WHAT THE TASK ASKS: Set down every record once more, exactly as given.

>> BEGIN

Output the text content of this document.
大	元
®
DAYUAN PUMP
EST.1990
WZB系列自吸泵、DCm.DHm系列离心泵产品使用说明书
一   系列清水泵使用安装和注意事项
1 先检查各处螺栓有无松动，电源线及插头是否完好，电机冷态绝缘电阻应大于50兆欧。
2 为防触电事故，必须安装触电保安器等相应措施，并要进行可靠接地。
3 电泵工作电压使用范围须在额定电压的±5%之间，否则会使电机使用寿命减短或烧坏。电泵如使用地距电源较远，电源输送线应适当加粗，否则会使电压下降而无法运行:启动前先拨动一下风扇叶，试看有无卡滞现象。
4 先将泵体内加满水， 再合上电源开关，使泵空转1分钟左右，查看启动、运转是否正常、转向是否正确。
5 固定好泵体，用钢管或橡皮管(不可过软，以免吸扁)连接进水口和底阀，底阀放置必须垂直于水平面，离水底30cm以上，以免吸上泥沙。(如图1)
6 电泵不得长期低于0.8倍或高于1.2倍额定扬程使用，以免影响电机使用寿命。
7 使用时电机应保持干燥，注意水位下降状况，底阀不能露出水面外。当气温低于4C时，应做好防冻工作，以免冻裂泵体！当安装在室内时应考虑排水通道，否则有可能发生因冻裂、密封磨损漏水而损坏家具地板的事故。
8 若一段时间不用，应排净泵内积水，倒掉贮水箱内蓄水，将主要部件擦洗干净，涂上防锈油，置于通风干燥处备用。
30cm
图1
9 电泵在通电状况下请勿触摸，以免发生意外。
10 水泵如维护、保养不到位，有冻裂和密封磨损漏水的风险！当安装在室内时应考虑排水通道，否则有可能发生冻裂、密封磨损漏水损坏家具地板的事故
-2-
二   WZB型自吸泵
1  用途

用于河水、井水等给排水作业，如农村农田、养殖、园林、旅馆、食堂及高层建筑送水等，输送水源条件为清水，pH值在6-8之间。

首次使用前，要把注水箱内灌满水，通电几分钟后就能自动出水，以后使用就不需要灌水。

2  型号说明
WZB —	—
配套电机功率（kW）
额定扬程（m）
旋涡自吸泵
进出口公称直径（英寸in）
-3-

>> END

TASK RESULT:
Output the text content of this document.
大	元
®
DAYUAN PUMP
EST.1990
WZB系列自吸泵、DCm.DHm系列离心泵产品使用说明书
一   系列清水泵使用安装和注意事项
1 先检查各处螺栓有无松动，电源线及插头是否完好，电机冷态绝缘电阻应大于50兆欧。
2 为防触电事故，必须安装触电保安器等相应措施，并要进行可靠接地。
3 电泵工作电压使用范围须在额定电压的±5%之间，否则会使电机使用寿命减短或烧坏。电泵如使用地距电源较远，电源输送线应适当加粗，否则会使电压下降而无法运行:启动前先拨动一下风扇叶，试看有无卡滞现象。
4 先将泵体内加满水， 再合上电源开关，使泵空转1分钟左右，查看启动、运转是否正常、转向是否正确。
5 固定好泵体，用钢管或橡皮管(不可过软，以免吸扁)连接进水口和底阀，底阀放置必须垂直于水平面，离水底30cm以上，以免吸上泥沙。(如图1)
6 电泵不得长期低于0.8倍或高于1.2倍额定扬程使用，以免影响电机使用寿命。
7 使用时电机应保持干燥，注意水位下降状况，底阀不能露出水面外。当气温低于4C时，应做好防冻工作，以免冻裂泵体！当安装在室内时应考虑排水通道，否则有可能发生因冻裂、密封磨损漏水而损坏家具地板的事故。
8 若一段时间不用，应排净泵内积水，倒掉贮水箱内蓄水，将主要部件擦洗干净，涂上防锈油，置于通风干燥处备用。
30cm
图1
9 电泵在通电状况下请勿触摸，以免发生意外。
10 水泵如维护、保养不到位，有冻裂和密封磨损漏水的风险！当安装在室内时应考虑排水通道，否则有可能发生冻裂、密封磨损漏水损坏家具地板的事故
-2-
二   WZB型自吸泵
1  用途

用于河水、井水等给排水作业，如农村农田、养殖、园林、旅馆、食堂及高层建筑送水等，输送水源条件为清水，pH值在6-8之间。

首次使用前，要把注水箱内灌满水，通电几分钟后就能自动出水，以后使用就不需要灌水。

2  型号说明
WZB —	—
配套电机功率（kW）
额定扬程（m）
旋涡自吸泵
进出口公称直径（英寸in）
-3-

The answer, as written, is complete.